● Goal:
Go through the listing below and gather every line with the word "chevron".

--- Begin Available data ---

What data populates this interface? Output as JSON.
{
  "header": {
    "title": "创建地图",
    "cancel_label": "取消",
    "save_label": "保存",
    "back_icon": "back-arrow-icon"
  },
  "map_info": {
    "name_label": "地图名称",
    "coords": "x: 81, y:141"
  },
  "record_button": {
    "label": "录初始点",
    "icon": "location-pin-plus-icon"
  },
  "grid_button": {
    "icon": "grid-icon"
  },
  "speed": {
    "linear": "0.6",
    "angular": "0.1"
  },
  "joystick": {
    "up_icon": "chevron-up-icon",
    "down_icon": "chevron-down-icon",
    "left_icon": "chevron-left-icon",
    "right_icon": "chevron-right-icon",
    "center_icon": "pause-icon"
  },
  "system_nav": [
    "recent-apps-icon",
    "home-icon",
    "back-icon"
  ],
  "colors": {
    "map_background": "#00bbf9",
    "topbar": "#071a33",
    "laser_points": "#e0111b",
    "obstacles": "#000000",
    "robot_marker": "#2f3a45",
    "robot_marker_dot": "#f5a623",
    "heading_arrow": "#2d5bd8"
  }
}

--- End Available data ---

● Answer in full:
    "up_icon": "chevron-up-icon",
    "down_icon": "chevron-down-icon",
    "left_icon": "chevron-left-icon",
    "right_icon": "chevron-right-icon",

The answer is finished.